“It's Not About Rights”
1 Corinthians 9:1-14
June 18, 2006
Maturity often means giving up my rights.
I. Does RHIP? (1 Cor 9:1-6)
II. The Right to Receive Support (1 Cor 9:7-14)
III. Giving Up My Rights (1 Cor 9:12-18)
MessageAmerica was founded on a principle of human rights. The Declaration of Independence says We hold these truths to be self-evident, that all men are created equal, that they are endowed by their Creator with certain unalienable Rights, that among these are Life, Liberty and the pursuit of Happiness. And so a government was instituted to secure these rights, and when the constitution was written a Bill of Rights was added, outlining in practical terms what the Founding Fathers intended to protect. That was about 220 years ago, and the system has worked reasonably well. But in recent years stress has developed because both the judicial system and popular movements have begun to claim new rights that the founding fathers wouldnt even recognize. Based on a principle called substantive due process the courts have found between the lines of the constitution rights to privacy, to abortion, to contraception, to unmarried sexual relationships, to homosexual marriage and to a right to die. And special interest groups are continually lobbying for new rights. One of my favorite examples comes from the People for the Ethical Treatment of Animals, PETA. They claim that Rats Have Rights. Whole websites have been developed on this theme. In June of 2000 PETA staged a protest against the TV show Survivor for showing the survivors killing and eating rats. The protestors chanted for hours Rats have rights! Rats have rights and I asked myself what rights do they have? The right to vote? The right to privacy? The right to remain silent? The right to get abortions? I mean what rights precisely do rats or trees or people have? And should they cling to those rights in every situation?

DIRECTIVE A: Format the stretch of the records from their first line through the line containing "reply-button[interactable]: Reply [410,92,443,108]" as a numbered list, omitting any blank lines.
The text and the records were drawn from unrelated sources.

SOURCE MATERIAL:
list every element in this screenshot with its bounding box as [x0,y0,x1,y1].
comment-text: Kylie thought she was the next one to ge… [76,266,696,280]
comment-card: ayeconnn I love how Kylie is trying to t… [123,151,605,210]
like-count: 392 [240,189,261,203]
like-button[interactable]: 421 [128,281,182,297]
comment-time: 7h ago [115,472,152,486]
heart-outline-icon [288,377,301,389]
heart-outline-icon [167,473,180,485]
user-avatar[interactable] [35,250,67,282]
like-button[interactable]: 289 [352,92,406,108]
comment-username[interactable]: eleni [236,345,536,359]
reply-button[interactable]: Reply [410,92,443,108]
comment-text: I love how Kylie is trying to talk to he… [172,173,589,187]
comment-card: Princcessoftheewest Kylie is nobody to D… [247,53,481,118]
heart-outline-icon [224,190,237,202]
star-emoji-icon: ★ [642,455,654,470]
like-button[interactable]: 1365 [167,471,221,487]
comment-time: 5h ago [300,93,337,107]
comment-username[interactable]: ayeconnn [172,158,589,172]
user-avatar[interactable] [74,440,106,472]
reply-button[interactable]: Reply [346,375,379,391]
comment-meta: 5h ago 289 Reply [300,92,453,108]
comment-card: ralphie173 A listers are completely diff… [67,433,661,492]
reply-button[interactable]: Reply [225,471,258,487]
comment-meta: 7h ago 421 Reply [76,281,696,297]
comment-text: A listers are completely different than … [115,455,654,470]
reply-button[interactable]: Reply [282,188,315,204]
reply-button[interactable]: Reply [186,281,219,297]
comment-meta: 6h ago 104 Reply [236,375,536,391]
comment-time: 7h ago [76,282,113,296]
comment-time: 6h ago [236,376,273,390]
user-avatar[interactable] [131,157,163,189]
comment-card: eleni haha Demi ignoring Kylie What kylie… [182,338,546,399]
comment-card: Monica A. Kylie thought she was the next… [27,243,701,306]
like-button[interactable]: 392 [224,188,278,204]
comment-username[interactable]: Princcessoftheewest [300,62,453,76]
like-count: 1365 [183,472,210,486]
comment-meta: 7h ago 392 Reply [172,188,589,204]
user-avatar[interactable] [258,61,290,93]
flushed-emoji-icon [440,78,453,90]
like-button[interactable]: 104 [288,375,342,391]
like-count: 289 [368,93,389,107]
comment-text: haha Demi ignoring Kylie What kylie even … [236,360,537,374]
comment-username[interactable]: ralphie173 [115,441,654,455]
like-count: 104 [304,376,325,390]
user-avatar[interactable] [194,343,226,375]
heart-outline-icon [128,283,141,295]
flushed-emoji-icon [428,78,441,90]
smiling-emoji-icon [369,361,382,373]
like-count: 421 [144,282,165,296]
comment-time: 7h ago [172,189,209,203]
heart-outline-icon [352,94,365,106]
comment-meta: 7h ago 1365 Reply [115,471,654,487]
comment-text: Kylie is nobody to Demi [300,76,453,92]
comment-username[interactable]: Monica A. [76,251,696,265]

DIRECTIVE B: Resume the sermon on giving up one's rights from the point at which it stops.

EXPECTED OUTPUT A:
1. list every element in this screenshot with its bounding box as [x0,y0,x1,y1].
2. comment-text: Kylie thought she was the next one to ge… [76,266,696,280]
3. comment-card: ayeconnn I love how Kylie is trying to t… [123,151,605,210]
4. like-count: 392 [240,189,261,203]
5. like-button[interactable]: 421 [128,281,182,297]
6. comment-time: 7h ago [115,472,152,486]
7. heart-outline-icon [288,377,301,389]
8. heart-outline-icon [167,473,180,485]
9. user-avatar[interactable] [35,250,67,282]
10. like-button[interactable]: 289 [352,92,406,108]
11. comment-username[interactable]: eleni [236,345,536,359]
12. reply-button[interactable]: Reply [410,92,443,108]

EXPECTED OUTPUT B:
This is not a new question, and it was raised by the text we studied last week. The freedom party in Corinth felt that theologically and practically they had a right to eat meat offered to idols. But Paul told them that right or freedom must be tempered by a concern for the consciences of their fellow believers. In chapter 9 Paul goes on to use his rights as an example. He was the apostle to the Gentiles and the premiere evangelist and church planter of his day - certainly he was entitled to some rights and privileges. But he teaches in 1 Corinthians 9:1-18 that maturity often means giving up my rights. It did for Paul, and it often does for us.
I. Does RHIP? (1 Cor 9:1-6)
Paul has to establish first that there is some expectation of privilege on his part. He talks about the rights of an apostle in 1 Corinthians 9:1-6. Am I not free? Am I not an apostle? Have I not seen Jesus our Lord? Are you not the result of my work in the Lord? 2Even though I may not be an apostle to others, surely I am to you! For you are the seal of my apostleship in the Lord. 3This is my defense to those who sit in judgment on me. 4Don't we have the right to food and drink? 5Don't we have the right to take a believing wife along with us, as do the other apostles and the Lord's brothers and Cephas? 6Or is it only I and Barnabas who must work for a living?
Does rank have its privileges? When Gail was growing up, this was a favorite saying of her fathers, as for example when he and her mother would have lobster and the kids would have hamburgers. Paul answers with four rhetorical questions of his own. The first question Am I not free? ties this chapter back to the previous where he argued that those free to eat meat offered to idols might have to restrain their freedom for the sake of others. But Paul did more: he has not only restrained himself relative to the general rights of all Christians, but also his special rights as an apostle, one who has seen Jesus our Lord. Apostles were authoritative witnesses of the gospel, and the resurrection. Since Paul wasnt one of the original disciples, some may have questioned his right to this position. But on the Damascus road he had seen the Lord, and he did bear witness to the resurrection. And the Corinthians know and should remember all this because they themselves are the result of his work in the Lord. Even for an apostle the work of ministry must be work in the Lord or it will not prosper. And the fact that it did is a witness to his apostleship.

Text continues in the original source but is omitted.